Instructions to follow - Extract each line bearing the word "Anpassat".

Supplied entries -
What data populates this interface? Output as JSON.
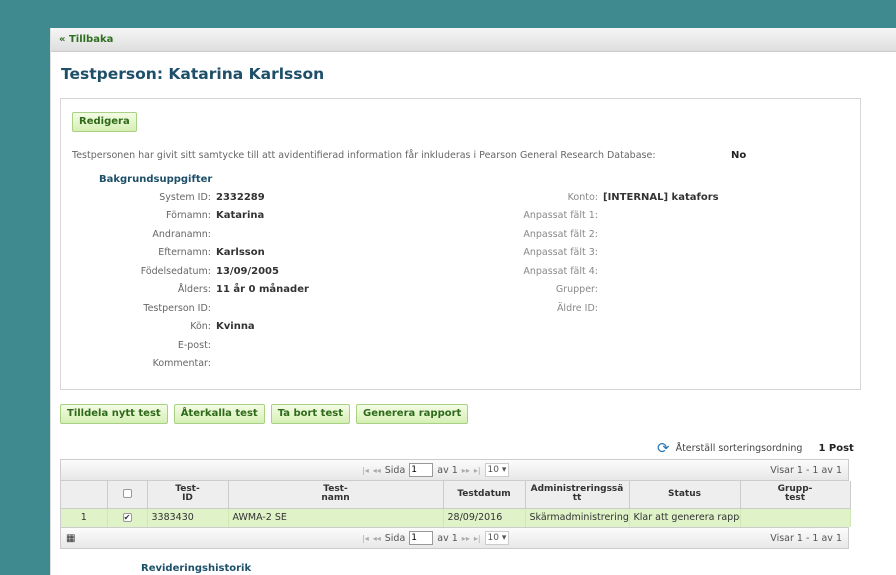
{
  "nav": {
    "back_label": "« Tillbaka"
  },
  "page_title": "Testperson: Katarina Karlsson",
  "edit_label": "Redigera",
  "consent": {
    "text": "Testpersonen har givit sitt samtycke till att avidentifierad information får inkluderas i Pearson General Research Database:",
    "value": "No"
  },
  "section_title": "Bakgrundsuppgifter",
  "left_fields": [
    {
      "label": "System ID:",
      "value": "2332289"
    },
    {
      "label": "Förnamn:",
      "value": "Katarina"
    },
    {
      "label": "Andranamn:",
      "value": ""
    },
    {
      "label": "Efternamn:",
      "value": "Karlsson"
    },
    {
      "label": "Födelsedatum:",
      "value": "13/09/2005"
    },
    {
      "label": "Ålders:",
      "value": "11 år 0 månader"
    },
    {
      "label": "Testperson ID:",
      "value": ""
    },
    {
      "label": "Kön:",
      "value": "Kvinna"
    },
    {
      "label": "E-post:",
      "value": ""
    },
    {
      "label": "Kommentar:",
      "value": ""
    }
  ],
  "right_fields": [
    {
      "label": "Konto:",
      "value": "[INTERNAL] katafors"
    },
    {
      "label": "Anpassat fält 1:",
      "value": ""
    },
    {
      "label": "Anpassat fält 2:",
      "value": ""
    },
    {
      "label": "Anpassat fält 3:",
      "value": ""
    },
    {
      "label": "Anpassat fält 4:",
      "value": ""
    },
    {
      "label": "Grupper:",
      "value": ""
    },
    {
      "label": "Äldre ID:",
      "value": ""
    }
  ],
  "actions": [
    "Tilldela nytt test",
    "Återkalla test",
    "Ta bort test",
    "Generera rapport"
  ],
  "reset_sort_label": "Återställ sorteringsordning",
  "post_count": "1 Post",
  "pager": {
    "page_label": "Sida",
    "page_value": "1",
    "of_label": "av 1",
    "page_size": "10",
    "view_text": "Visar 1 - 1 av 1"
  },
  "table": {
    "headers": [
      "",
      "",
      "Test-\nID",
      "Test-\nnamn",
      "Testdatum",
      "Administreringssä\ntt",
      "Status",
      "Grupp-\ntest"
    ],
    "rows": [
      {
        "num": "1",
        "checked": "✔",
        "test_id": "3383430",
        "test_name": "AWMA-2 SE",
        "date": "28/09/2016",
        "admin": "Skärmadministrering",
        "status": "Klar att generera rapport",
        "group": ""
      }
    ]
  },
  "history_title": "Revideringshistorik"
}
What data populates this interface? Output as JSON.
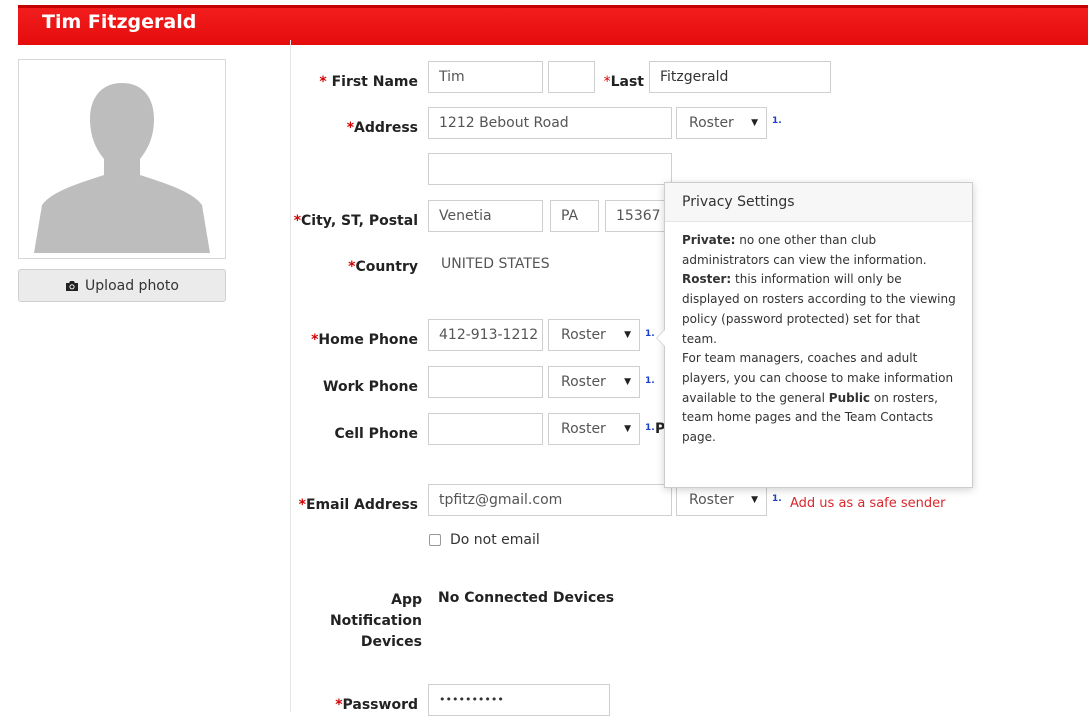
{
  "header": {
    "title": "Tim Fitzgerald"
  },
  "profile": {
    "upload_label": "Upload photo",
    "upload_icon": "camera-icon"
  },
  "required_mark": "*",
  "fields": {
    "first_name": {
      "label": "First Name",
      "first": "Tim",
      "middle": "",
      "last_label": "Last",
      "last": "Fitzgerald"
    },
    "address": {
      "label": "Address",
      "line1": "1212 Bebout Road",
      "line2": "",
      "privacy": "Roster",
      "help": "1."
    },
    "city": {
      "label": "City, ST, Postal",
      "city": "Venetia",
      "state": "PA",
      "postal": "15367"
    },
    "country": {
      "label": "Country",
      "value": "UNITED STATES"
    },
    "home_phone": {
      "label": "Home Phone",
      "value": "412-913-1212",
      "privacy": "Roster",
      "help": "1."
    },
    "work_phone": {
      "label": "Work Phone",
      "value": "",
      "privacy": "Roster",
      "help": "1."
    },
    "cell_phone": {
      "label": "Cell Phone",
      "value": "",
      "privacy": "Roster",
      "help": "1.",
      "suffix": "P"
    },
    "email": {
      "label": "Email Address",
      "value": "tpfitz@gmail.com",
      "privacy": "Roster",
      "help": "1.",
      "safe_sender": "Add us as a safe sender",
      "no_email_label": "Do not email"
    },
    "app_devices": {
      "label_line1": "App",
      "label_line2": "Notification",
      "label_line3": "Devices",
      "value": "No Connected Devices"
    },
    "password": {
      "label": "Password",
      "value": "••••••••••"
    }
  },
  "popover": {
    "title": "Privacy Settings",
    "private_term": "Private:",
    "private_text": " no one other than club administrators can view the information.",
    "roster_term": "Roster:",
    "roster_text": " this information will only be displayed on rosters according to the viewing policy (password protected) set for that team.",
    "extra_text_1": "For team managers, coaches and adult players, you can choose to make information available to the general ",
    "public_term": "Public",
    "extra_text_2": " on rosters, team home pages and the Team Contacts page."
  },
  "colors": {
    "header_red": "#e50c0c",
    "required_red": "#d60000",
    "link_red": "#d9262c",
    "help_blue": "#1a3fcc"
  }
}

Answer for this exercise -
      "label": "Anpassat fält 1:",
      "label": "Anpassat fält 2:",
      "label": "Anpassat fält 3:",
      "label": "Anpassat fält 4:",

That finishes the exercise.